··· DATA ENTRIES

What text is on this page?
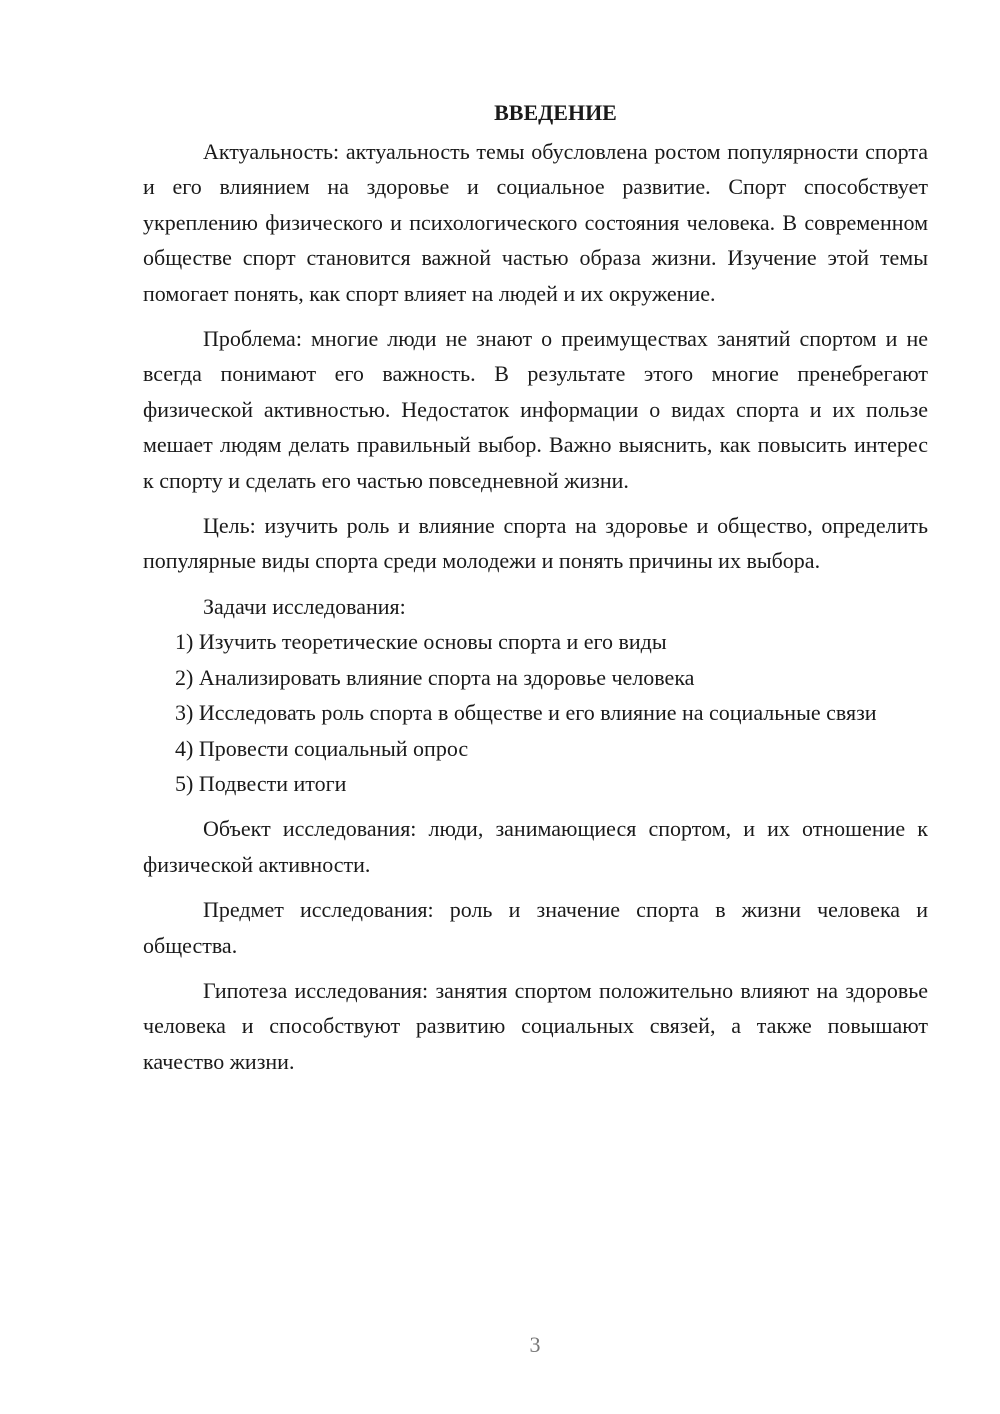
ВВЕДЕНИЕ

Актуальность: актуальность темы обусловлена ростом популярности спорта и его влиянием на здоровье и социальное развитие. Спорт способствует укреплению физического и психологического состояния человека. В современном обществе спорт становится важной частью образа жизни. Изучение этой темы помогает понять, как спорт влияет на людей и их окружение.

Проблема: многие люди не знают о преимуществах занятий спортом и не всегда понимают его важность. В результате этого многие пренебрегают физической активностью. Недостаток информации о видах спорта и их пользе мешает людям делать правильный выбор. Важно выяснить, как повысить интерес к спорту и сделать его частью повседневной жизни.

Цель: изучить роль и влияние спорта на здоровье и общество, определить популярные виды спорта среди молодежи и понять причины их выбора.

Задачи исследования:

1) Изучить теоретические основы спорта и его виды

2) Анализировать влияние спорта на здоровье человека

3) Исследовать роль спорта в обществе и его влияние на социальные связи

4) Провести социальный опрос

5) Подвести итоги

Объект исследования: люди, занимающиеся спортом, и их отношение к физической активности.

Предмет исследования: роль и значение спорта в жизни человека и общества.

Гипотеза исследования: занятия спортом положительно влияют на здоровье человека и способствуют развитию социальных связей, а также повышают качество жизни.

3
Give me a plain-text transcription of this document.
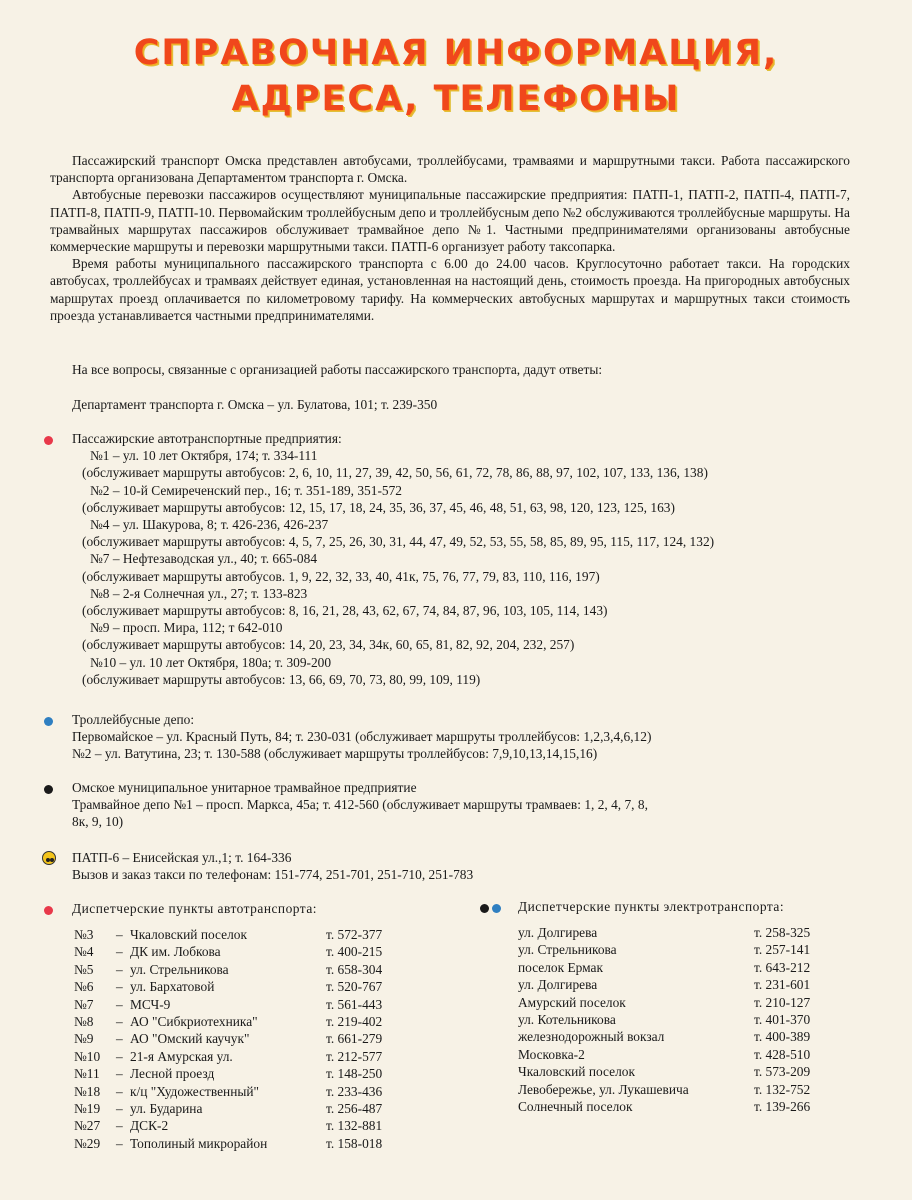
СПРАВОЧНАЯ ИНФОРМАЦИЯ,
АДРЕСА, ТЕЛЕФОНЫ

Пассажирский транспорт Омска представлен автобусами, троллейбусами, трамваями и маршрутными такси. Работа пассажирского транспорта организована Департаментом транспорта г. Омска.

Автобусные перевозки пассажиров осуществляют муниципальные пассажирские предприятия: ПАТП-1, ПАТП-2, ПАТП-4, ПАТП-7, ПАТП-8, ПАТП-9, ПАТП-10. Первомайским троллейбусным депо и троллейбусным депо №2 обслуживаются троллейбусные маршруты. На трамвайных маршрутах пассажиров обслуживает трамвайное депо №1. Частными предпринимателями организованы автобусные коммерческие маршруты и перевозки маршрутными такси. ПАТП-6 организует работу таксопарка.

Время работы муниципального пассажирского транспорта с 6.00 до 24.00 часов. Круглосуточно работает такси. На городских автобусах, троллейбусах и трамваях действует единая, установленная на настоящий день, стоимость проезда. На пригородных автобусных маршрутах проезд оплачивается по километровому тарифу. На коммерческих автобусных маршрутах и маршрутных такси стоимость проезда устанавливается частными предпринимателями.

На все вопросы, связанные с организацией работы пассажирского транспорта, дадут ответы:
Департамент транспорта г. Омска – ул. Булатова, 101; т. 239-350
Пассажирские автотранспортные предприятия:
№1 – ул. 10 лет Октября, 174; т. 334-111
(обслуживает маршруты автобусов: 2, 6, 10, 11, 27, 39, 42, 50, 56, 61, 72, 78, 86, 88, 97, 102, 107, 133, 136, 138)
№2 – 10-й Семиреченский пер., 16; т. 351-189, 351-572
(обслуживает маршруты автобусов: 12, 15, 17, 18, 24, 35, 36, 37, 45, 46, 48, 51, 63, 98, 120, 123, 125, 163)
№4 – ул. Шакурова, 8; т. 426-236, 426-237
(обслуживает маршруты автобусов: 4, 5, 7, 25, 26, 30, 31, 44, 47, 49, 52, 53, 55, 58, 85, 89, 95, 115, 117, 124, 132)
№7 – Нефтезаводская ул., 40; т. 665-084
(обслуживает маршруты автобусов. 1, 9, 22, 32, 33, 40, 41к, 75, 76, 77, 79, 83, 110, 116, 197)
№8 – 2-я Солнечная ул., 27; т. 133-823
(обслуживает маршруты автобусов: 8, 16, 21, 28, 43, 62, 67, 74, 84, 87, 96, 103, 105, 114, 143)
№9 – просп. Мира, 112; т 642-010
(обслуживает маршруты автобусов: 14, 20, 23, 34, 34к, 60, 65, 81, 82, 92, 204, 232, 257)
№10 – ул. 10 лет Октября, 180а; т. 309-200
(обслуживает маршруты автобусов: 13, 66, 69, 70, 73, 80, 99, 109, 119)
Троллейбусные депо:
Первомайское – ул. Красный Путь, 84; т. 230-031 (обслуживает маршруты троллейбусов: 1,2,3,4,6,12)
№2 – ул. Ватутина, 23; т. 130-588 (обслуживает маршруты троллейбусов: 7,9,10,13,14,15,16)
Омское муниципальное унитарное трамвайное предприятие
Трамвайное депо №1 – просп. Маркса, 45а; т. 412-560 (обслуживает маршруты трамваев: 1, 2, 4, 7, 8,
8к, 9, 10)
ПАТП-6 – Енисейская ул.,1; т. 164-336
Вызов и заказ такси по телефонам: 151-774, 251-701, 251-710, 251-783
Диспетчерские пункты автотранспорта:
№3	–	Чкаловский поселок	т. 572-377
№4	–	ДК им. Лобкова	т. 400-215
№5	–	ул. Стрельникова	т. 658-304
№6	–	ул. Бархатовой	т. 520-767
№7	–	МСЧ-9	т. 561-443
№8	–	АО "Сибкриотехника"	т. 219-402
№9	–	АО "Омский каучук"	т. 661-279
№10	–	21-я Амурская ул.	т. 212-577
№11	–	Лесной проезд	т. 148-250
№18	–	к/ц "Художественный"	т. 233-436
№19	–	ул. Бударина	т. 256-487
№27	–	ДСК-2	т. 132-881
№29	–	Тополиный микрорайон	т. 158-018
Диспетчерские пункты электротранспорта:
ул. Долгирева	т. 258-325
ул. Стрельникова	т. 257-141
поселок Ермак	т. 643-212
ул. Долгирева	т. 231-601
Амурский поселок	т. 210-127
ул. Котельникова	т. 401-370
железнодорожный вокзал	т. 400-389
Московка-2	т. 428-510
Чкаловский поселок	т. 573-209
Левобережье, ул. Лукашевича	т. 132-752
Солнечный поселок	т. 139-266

······

REQUIRED WORK: Copy out the whole listing exactly, and don't carry over any pictures.

COMPLETED EXERCISE:
What text is on this page?
ВВЕДЕНИЕ

Актуальность: актуальность темы обусловлена ростом популярности спорта и его влиянием на здоровье и социальное развитие. Спорт способствует укреплению физического и психологического состояния человека. В современном обществе спорт становится важной частью образа жизни. Изучение этой темы помогает понять, как спорт влияет на людей и их окружение.

Проблема: многие люди не знают о преимуществах занятий спортом и не всегда понимают его важность. В результате этого многие пренебрегают физической активностью. Недостаток информации о видах спорта и их пользе мешает людям делать правильный выбор. Важно выяснить, как повысить интерес к спорту и сделать его частью повседневной жизни.

Цель: изучить роль и влияние спорта на здоровье и общество, определить популярные виды спорта среди молодежи и понять причины их выбора.

Задачи исследования:

1) Изучить теоретические основы спорта и его виды

2) Анализировать влияние спорта на здоровье человека

3) Исследовать роль спорта в обществе и его влияние на социальные связи

4) Провести социальный опрос

5) Подвести итоги

Объект исследования: люди, занимающиеся спортом, и их отношение к физической активности.

Предмет исследования: роль и значение спорта в жизни человека и общества.

Гипотеза исследования: занятия спортом положительно влияют на здоровье человека и способствуют развитию социальных связей, а также повышают качество жизни.

3
Give me a plain-text transcription of this document.
СПРАВОЧНАЯ ИНФОРМАЦИЯ,
АДРЕСА, ТЕЛЕФОНЫ

Пассажирский транспорт Омска представлен автобусами, троллейбусами, трамваями и маршрутными такси. Работа пассажирского транспорта организована Департаментом транспорта г. Омска.

Автобусные перевозки пассажиров осуществляют муниципальные пассажирские предприятия: ПАТП-1, ПАТП-2, ПАТП-4, ПАТП-7, ПАТП-8, ПАТП-9, ПАТП-10. Первомайским троллейбусным депо и троллейбусным депо №2 обслуживаются троллейбусные маршруты. На трамвайных маршрутах пассажиров обслуживает трамвайное депо №1. Частными предпринимателями организованы автобусные коммерческие маршруты и перевозки маршрутными такси. ПАТП-6 организует работу таксопарка.

Время работы муниципального пассажирского транспорта с 6.00 до 24.00 часов. Круглосуточно работает такси. На городских автобусах, троллейбусах и трамваях действует единая, установленная на настоящий день, стоимость проезда. На пригородных автобусных маршрутах проезд оплачивается по километровому тарифу. На коммерческих автобусных маршрутах и маршрутных такси стоимость проезда устанавливается частными предпринимателями.

На все вопросы, связанные с организацией работы пассажирского транспорта, дадут ответы:
Департамент транспорта г. Омска – ул. Булатова, 101; т. 239-350
Пассажирские автотранспортные предприятия:
№1 – ул. 10 лет Октября, 174; т. 334-111
(обслуживает маршруты автобусов: 2, 6, 10, 11, 27, 39, 42, 50, 56, 61, 72, 78, 86, 88, 97, 102, 107, 133, 136, 138)
№2 – 10-й Семиреченский пер., 16; т. 351-189, 351-572
(обслуживает маршруты автобусов: 12, 15, 17, 18, 24, 35, 36, 37, 45, 46, 48, 51, 63, 98, 120, 123, 125, 163)
№4 – ул. Шакурова, 8; т. 426-236, 426-237
(обслуживает маршруты автобусов: 4, 5, 7, 25, 26, 30, 31, 44, 47, 49, 52, 53, 55, 58, 85, 89, 95, 115, 117, 124, 132)
№7 – Нефтезаводская ул., 40; т. 665-084
(обслуживает маршруты автобусов. 1, 9, 22, 32, 33, 40, 41к, 75, 76, 77, 79, 83, 110, 116, 197)
№8 – 2-я Солнечная ул., 27; т. 133-823
(обслуживает маршруты автобусов: 8, 16, 21, 28, 43, 62, 67, 74, 84, 87, 96, 103, 105, 114, 143)
№9 – просп. Мира, 112; т 642-010
(обслуживает маршруты автобусов: 14, 20, 23, 34, 34к, 60, 65, 81, 82, 92, 204, 232, 257)
№10 – ул. 10 лет Октября, 180а; т. 309-200
(обслуживает маршруты автобусов: 13, 66, 69, 70, 73, 80, 99, 109, 119)
Троллейбусные депо:
Первомайское – ул. Красный Путь, 84; т. 230-031 (обслуживает маршруты троллейбусов: 1,2,3,4,6,12)
№2 – ул. Ватутина, 23; т. 130-588 (обслуживает маршруты троллейбусов: 7,9,10,13,14,15,16)
Омское муниципальное унитарное трамвайное предприятие
Трамвайное депо №1 – просп. Маркса, 45а; т. 412-560 (обслуживает маршруты трамваев: 1, 2, 4, 7, 8,
8к, 9, 10)
ПАТП-6 – Енисейская ул.,1; т. 164-336
Вызов и заказ такси по телефонам: 151-774, 251-701, 251-710, 251-783
Диспетчерские пункты автотранспорта:
№3	–	Чкаловский поселок	т. 572-377
№4	–	ДК им. Лобкова	т. 400-215
№5	–	ул. Стрельникова	т. 658-304
№6	–	ул. Бархатовой	т. 520-767
№7	–	МСЧ-9	т. 561-443
№8	–	АО "Сибкриотехника"	т. 219-402
№9	–	АО "Омский каучук"	т. 661-279
№10	–	21-я Амурская ул.	т. 212-577
№11	–	Лесной проезд	т. 148-250
№18	–	к/ц "Художественный"	т. 233-436
№19	–	ул. Бударина	т. 256-487
№27	–	ДСК-2	т. 132-881
№29	–	Тополиный микрорайон	т. 158-018
Диспетчерские пункты электротранспорта:
ул. Долгирева	т. 258-325
ул. Стрельникова	т. 257-141
поселок Ермак	т. 643-212
ул. Долгирева	т. 231-601
Амурский поселок	т. 210-127
ул. Котельникова	т. 401-370
железнодорожный вокзал	т. 400-389
Московка-2	т. 428-510
Чкаловский поселок	т. 573-209
Левобережье, ул. Лукашевича	т. 132-752
Солнечный поселок	т. 139-266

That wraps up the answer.